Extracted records
——

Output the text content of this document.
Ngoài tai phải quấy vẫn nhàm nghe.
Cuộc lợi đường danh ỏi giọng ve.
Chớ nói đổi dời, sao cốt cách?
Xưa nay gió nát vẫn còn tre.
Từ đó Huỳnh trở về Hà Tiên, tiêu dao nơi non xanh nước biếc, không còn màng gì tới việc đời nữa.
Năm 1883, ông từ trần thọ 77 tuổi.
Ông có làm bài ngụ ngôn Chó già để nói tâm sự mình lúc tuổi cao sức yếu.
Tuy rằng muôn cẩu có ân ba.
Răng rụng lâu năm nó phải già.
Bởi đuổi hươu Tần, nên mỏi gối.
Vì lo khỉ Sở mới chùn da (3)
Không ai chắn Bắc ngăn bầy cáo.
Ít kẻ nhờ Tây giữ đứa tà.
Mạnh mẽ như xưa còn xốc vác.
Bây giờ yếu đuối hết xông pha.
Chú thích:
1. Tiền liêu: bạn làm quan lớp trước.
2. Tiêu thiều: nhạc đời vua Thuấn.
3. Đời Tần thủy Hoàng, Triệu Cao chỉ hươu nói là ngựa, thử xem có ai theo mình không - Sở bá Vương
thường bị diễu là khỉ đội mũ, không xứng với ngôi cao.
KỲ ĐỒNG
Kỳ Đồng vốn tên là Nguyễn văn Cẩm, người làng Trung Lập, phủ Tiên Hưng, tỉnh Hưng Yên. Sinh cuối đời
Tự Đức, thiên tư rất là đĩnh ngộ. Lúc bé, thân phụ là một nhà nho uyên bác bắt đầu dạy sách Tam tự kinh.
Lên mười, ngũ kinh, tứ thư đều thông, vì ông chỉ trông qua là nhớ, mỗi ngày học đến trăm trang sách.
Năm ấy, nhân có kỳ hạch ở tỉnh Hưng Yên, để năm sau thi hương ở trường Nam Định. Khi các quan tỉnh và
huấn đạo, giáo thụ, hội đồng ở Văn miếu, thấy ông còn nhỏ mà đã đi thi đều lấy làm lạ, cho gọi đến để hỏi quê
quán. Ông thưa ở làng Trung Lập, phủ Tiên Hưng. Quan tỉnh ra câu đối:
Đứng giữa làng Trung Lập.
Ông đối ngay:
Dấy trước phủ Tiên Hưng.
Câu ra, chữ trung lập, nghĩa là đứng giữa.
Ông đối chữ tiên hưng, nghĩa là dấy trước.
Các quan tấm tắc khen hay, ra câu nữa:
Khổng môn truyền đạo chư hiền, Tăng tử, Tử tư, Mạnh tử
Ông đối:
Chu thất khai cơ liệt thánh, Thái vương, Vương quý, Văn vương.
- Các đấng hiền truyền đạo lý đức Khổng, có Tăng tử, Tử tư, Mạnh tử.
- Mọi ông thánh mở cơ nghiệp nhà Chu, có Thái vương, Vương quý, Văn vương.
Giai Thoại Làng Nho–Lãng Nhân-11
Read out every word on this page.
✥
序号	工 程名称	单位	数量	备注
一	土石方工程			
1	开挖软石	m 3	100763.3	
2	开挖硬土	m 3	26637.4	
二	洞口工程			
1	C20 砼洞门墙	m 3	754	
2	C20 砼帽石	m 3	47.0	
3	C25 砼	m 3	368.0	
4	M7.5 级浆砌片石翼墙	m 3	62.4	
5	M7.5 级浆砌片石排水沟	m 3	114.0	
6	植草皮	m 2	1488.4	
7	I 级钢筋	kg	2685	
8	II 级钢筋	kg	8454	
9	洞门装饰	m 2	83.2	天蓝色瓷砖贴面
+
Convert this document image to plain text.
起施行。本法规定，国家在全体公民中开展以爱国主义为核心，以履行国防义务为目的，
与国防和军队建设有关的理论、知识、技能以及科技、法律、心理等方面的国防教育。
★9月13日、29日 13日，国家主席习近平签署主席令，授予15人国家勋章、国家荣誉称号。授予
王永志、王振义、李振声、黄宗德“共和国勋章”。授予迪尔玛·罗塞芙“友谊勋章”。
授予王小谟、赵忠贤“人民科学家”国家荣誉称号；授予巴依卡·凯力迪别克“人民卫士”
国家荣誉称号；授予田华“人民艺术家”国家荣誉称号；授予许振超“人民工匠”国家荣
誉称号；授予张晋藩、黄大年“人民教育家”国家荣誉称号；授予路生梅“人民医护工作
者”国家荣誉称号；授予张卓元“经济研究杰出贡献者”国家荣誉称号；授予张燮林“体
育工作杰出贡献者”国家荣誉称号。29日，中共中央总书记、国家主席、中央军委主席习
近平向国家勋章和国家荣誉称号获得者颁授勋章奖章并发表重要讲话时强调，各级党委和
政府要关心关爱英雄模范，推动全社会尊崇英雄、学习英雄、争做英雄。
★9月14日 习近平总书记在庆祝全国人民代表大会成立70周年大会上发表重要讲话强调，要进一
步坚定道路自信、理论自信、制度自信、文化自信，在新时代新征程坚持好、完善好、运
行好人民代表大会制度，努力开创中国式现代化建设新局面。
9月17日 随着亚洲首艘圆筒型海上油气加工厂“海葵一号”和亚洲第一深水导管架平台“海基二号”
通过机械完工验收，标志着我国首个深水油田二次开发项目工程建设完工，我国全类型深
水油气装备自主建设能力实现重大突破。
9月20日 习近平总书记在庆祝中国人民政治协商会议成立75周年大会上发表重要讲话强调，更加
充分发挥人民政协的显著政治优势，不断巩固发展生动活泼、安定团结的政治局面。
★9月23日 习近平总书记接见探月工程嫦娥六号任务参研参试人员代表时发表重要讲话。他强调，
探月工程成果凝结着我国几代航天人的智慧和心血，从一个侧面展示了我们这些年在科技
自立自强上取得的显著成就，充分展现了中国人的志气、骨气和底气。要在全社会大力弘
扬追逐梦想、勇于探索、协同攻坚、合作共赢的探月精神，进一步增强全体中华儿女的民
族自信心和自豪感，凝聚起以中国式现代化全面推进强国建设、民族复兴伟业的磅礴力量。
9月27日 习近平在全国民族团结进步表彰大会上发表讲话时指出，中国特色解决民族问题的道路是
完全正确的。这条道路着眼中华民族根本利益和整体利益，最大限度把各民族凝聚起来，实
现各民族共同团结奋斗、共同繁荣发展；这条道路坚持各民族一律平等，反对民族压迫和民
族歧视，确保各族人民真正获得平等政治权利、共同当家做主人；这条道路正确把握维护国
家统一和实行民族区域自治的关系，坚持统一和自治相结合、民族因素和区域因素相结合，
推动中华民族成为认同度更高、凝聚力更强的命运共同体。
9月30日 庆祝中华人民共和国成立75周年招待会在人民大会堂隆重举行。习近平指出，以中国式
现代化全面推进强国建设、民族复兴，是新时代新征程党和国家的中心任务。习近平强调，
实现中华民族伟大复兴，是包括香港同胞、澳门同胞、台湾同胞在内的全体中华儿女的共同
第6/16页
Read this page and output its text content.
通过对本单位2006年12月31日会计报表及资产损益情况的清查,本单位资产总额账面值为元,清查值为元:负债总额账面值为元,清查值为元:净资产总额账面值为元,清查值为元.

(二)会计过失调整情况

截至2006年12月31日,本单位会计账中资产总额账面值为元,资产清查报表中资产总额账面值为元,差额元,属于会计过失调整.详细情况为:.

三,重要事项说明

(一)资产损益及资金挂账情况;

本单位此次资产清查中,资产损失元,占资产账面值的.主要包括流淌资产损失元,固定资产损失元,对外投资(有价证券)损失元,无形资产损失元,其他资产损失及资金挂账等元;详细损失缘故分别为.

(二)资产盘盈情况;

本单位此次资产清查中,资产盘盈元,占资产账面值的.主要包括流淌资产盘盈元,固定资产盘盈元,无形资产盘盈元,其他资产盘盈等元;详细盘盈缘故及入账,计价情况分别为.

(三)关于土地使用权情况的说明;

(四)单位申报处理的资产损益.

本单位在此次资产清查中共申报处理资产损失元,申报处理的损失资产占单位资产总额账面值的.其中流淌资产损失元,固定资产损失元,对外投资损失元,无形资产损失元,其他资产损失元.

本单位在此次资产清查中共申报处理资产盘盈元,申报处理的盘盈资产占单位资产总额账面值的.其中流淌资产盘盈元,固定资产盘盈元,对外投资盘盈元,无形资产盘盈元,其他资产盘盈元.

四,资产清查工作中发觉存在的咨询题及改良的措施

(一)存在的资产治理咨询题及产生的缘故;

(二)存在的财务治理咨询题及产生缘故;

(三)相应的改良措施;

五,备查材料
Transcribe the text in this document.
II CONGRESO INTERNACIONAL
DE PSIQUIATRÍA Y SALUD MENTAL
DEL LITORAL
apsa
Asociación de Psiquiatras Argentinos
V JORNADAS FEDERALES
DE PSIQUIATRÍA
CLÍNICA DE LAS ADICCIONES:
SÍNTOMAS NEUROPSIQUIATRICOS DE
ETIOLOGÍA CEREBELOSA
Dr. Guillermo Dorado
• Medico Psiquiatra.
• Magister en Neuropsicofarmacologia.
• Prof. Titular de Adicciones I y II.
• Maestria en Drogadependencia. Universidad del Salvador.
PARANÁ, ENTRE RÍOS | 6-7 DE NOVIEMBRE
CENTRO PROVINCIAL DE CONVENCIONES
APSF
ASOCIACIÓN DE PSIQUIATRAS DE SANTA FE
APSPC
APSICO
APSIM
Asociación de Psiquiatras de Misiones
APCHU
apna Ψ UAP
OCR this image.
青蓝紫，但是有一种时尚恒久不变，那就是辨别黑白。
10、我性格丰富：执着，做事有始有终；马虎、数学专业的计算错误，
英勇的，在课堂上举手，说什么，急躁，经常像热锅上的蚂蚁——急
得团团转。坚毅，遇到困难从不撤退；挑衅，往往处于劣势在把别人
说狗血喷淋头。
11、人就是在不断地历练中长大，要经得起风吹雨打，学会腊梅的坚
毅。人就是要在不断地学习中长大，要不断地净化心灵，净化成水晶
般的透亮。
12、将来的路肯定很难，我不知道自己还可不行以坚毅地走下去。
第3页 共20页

——

EXERCISE PROMPT: Select all lines in the listing above where the word "truyền" appears, and show them.

WORKED SOLUTION:
Khổng môn truyền đạo chư hiền, Tăng tử, Tử tư, Mạnh tử
- Các đấng hiền truyền đạo lý đức Khổng, có Tăng tử, Tử tư, Mạnh tử.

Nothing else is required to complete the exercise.